**Written instruction**: Give the material again in full, matching it exactly.

**Records shown**:
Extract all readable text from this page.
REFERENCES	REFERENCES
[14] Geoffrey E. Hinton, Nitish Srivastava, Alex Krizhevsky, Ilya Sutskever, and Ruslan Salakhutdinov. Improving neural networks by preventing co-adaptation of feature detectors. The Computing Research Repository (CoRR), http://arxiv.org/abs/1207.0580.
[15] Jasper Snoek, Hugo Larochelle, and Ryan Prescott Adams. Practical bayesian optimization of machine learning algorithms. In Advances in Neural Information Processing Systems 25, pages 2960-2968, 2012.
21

**Exercise output**:
Extract all readable text from this page.
REFERENCES	REFERENCES
[14] Geoffrey E. Hinton, Nitish Srivastava, Alex Krizhevsky, Ilya Sutskever, and Ruslan Salakhutdinov. Improving neural networks by preventing co-adaptation of feature detectors. The Computing Research Repository (CoRR), http://arxiv.org/abs/1207.0580.
[15] Jasper Snoek, Hugo Larochelle, and Ryan Prescott Adams. Practical bayesian optimization of machine learning algorithms. In Advances in Neural Information Processing Systems 25, pages 2960-2968, 2012.
21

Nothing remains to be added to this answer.